List each line of the data that holds the string "République".

---- ENTRIES SHOWN

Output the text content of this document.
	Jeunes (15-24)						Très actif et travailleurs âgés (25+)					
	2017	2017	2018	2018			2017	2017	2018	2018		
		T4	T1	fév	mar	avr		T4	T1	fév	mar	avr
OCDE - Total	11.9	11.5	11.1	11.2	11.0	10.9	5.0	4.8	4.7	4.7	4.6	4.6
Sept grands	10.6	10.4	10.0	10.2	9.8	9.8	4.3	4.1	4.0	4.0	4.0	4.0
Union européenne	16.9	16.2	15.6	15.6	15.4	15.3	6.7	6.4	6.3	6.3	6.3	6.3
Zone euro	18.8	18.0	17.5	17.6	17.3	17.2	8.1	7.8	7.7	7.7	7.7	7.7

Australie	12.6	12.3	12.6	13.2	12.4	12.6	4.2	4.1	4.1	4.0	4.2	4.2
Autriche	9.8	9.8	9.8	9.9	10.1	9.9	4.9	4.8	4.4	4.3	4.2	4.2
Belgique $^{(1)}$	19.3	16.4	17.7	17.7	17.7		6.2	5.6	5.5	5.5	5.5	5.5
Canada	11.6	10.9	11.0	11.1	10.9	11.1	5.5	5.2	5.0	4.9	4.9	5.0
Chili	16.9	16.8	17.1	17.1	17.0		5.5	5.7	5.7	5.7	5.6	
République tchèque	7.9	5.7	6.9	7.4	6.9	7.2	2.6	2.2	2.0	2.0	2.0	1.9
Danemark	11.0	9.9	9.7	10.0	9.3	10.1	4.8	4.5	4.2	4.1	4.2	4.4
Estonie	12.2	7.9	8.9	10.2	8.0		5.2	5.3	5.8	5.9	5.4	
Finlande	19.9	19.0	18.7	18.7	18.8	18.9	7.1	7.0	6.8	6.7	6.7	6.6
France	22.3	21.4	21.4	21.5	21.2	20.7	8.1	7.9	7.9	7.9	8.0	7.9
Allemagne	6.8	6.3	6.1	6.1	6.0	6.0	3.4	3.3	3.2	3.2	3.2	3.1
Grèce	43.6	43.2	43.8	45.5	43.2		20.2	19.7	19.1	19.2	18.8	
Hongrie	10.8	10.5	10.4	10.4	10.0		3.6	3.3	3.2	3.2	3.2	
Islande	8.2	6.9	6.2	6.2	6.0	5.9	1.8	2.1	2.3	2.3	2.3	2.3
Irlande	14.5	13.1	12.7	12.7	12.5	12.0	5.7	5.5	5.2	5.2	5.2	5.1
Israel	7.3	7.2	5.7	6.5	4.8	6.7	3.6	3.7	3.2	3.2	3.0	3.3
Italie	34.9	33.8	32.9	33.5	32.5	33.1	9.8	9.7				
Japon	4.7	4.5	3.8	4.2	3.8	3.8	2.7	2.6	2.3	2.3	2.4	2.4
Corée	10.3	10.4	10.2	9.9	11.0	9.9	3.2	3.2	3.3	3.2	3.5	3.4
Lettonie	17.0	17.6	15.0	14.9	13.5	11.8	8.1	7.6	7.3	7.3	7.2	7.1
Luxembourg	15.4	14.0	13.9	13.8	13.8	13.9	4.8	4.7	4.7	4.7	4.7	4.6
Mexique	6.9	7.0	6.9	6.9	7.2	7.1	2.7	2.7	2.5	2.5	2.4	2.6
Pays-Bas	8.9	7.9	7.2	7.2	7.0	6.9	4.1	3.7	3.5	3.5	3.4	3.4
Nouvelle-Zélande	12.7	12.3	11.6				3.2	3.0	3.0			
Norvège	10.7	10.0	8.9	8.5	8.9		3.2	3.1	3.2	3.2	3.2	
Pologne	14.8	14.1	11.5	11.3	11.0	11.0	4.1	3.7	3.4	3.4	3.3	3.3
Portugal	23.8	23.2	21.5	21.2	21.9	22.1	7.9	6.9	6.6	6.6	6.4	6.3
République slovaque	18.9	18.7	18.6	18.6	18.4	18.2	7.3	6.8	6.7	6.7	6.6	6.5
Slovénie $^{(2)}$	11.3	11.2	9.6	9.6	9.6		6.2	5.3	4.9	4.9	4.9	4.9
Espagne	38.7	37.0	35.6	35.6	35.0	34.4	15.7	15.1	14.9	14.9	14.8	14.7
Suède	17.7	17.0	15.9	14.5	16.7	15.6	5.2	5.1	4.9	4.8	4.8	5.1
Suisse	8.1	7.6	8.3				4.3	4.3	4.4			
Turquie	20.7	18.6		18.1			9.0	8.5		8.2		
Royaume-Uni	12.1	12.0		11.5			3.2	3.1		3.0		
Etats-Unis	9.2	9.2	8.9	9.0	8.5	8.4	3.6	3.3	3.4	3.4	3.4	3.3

--------

> TASK OUTPUT:
République tchèque	7.9	5.7	6.9	7.4	6.9	7.2	2.6	2.2	2.0	2.0	2.0	1.9
République slovaque	18.9	18.7	18.6	18.6	18.4	18.2	7.3	6.8	6.7	6.7	6.6	6.5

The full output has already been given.